■ Challenge:
For the data below, report only the number of lines containing the string "giác".

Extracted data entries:
◇ ◇ ◇

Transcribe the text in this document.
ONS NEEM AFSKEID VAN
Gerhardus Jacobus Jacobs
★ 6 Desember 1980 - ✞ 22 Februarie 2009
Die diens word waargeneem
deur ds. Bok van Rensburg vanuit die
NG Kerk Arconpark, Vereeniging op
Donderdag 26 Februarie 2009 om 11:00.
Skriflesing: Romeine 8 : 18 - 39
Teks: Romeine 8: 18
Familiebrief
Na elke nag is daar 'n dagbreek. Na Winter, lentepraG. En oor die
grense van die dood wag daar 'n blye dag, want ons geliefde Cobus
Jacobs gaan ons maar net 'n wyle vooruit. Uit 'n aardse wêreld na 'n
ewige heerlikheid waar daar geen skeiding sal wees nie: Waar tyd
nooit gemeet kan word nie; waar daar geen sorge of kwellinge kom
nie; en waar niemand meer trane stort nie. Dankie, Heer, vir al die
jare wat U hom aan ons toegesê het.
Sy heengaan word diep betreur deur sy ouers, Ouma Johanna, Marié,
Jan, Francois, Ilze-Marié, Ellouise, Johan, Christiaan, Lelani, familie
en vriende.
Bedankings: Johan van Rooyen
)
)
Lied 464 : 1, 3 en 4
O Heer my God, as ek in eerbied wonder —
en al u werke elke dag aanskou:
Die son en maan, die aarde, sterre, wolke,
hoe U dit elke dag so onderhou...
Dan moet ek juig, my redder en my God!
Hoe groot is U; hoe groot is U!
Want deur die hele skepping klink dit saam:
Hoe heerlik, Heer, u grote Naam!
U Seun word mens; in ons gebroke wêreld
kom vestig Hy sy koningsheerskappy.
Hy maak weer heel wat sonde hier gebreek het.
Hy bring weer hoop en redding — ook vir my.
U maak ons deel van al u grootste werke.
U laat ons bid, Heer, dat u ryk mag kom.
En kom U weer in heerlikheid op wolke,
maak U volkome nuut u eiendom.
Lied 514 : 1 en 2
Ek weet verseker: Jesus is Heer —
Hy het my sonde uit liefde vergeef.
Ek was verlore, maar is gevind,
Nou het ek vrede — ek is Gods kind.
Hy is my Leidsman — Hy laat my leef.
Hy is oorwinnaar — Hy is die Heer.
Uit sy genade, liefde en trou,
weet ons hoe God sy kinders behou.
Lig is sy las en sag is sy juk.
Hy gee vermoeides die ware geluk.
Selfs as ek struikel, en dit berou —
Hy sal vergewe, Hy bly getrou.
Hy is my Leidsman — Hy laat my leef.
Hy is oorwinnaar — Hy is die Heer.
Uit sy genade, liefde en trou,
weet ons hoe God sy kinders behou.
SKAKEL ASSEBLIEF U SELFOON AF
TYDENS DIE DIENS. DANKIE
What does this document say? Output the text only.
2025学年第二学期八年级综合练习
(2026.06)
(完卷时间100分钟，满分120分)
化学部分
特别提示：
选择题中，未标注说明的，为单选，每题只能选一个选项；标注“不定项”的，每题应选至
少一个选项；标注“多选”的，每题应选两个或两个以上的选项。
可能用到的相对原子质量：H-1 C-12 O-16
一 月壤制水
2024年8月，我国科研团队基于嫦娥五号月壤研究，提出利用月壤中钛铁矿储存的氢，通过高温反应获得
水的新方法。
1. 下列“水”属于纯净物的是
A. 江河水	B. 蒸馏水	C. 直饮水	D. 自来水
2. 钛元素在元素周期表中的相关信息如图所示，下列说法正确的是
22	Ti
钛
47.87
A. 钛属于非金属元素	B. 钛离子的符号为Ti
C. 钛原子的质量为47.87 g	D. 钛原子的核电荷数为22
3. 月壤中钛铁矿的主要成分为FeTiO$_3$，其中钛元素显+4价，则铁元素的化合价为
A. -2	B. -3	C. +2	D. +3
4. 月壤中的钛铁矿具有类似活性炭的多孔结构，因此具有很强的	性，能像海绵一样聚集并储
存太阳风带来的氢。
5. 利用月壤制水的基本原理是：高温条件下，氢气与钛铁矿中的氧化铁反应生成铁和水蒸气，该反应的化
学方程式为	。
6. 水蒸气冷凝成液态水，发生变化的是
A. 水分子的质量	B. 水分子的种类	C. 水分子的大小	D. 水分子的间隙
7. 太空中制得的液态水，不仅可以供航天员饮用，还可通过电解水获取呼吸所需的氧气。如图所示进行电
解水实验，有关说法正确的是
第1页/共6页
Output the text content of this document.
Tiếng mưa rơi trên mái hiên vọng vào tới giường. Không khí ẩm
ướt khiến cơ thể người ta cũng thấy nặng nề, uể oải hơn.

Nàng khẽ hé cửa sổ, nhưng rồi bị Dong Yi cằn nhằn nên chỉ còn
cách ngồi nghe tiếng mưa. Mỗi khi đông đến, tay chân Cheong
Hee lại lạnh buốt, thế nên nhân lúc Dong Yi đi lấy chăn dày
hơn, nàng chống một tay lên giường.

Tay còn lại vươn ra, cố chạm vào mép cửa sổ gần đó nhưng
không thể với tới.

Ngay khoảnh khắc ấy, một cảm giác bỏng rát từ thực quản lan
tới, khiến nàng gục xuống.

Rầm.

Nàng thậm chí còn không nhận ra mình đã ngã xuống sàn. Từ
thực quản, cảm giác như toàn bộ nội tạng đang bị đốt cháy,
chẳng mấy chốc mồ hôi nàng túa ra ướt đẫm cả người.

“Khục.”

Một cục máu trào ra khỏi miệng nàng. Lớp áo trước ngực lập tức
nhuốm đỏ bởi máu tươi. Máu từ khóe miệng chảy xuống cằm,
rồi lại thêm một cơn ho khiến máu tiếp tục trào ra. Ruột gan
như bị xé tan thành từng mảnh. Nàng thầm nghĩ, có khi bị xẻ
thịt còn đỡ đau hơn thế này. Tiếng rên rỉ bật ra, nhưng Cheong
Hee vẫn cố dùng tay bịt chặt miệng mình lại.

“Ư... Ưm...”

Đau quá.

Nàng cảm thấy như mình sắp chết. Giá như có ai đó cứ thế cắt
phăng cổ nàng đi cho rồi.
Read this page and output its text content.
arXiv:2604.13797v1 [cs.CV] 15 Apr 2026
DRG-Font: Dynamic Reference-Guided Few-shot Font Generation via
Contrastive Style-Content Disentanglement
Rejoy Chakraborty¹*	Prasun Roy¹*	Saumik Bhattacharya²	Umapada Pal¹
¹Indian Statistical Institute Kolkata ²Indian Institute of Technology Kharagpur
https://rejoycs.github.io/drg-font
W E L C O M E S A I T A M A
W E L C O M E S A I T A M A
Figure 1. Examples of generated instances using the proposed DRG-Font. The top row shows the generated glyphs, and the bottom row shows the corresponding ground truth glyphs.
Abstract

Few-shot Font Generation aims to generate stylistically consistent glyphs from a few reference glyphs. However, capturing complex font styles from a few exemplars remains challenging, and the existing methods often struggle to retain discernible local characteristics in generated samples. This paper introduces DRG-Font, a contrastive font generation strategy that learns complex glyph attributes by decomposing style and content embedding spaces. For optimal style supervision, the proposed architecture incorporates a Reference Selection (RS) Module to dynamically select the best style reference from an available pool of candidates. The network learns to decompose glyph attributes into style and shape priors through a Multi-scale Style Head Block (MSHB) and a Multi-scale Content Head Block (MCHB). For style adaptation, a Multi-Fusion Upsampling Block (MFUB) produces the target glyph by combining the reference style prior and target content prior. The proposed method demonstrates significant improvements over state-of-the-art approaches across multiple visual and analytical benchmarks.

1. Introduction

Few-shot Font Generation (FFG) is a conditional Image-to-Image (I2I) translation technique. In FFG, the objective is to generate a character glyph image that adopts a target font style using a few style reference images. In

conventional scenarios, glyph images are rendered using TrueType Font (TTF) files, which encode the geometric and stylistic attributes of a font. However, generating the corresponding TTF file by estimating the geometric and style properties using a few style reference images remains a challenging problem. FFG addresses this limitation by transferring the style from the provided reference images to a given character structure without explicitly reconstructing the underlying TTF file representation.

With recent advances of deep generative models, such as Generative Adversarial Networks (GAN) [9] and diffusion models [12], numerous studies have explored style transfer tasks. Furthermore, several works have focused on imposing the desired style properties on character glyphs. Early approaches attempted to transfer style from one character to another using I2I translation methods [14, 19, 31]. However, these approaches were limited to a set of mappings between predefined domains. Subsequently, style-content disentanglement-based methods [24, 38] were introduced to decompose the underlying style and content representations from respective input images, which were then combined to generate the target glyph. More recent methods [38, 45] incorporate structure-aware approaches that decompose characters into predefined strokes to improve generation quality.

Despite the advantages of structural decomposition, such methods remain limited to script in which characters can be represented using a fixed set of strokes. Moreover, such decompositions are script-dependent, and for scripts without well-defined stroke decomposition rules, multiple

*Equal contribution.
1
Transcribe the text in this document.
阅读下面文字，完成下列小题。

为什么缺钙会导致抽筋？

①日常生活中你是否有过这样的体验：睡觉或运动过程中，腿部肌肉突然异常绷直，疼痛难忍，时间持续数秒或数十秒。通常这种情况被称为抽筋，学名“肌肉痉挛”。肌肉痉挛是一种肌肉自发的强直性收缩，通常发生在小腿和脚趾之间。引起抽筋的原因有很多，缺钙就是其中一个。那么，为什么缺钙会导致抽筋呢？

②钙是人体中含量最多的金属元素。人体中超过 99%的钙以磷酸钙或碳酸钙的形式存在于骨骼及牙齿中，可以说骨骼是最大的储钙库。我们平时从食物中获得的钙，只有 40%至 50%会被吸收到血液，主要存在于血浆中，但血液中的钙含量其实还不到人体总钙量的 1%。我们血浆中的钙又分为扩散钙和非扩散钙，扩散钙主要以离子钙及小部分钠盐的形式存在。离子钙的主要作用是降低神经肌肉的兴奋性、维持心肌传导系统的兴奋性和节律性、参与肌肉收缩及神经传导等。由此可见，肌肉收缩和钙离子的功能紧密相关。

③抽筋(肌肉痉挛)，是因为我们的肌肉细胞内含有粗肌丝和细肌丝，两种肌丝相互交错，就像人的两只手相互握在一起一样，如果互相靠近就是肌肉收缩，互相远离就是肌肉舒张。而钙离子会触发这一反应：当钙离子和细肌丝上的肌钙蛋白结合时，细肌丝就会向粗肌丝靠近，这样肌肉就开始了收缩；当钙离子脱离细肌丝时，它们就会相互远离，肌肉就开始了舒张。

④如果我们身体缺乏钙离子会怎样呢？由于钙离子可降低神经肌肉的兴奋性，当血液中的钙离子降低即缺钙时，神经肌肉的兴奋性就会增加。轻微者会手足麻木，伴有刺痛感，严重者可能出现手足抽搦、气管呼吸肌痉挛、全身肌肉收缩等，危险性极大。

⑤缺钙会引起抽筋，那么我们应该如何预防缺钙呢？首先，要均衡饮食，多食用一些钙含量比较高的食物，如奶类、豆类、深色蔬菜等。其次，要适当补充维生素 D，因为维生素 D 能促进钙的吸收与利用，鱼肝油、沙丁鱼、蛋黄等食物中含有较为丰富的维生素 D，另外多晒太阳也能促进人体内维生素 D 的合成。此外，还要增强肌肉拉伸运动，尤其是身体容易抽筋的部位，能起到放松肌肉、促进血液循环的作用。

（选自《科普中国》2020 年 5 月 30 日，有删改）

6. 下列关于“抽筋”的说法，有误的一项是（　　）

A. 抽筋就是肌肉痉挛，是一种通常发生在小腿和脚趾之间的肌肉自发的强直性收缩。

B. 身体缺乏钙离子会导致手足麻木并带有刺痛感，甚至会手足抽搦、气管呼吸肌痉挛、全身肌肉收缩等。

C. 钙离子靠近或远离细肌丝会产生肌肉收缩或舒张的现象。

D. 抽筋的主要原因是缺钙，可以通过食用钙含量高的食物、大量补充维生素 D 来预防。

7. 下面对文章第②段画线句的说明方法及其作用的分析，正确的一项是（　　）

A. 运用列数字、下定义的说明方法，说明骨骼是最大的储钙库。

◇ ◇ ◇

■ Complete response:
2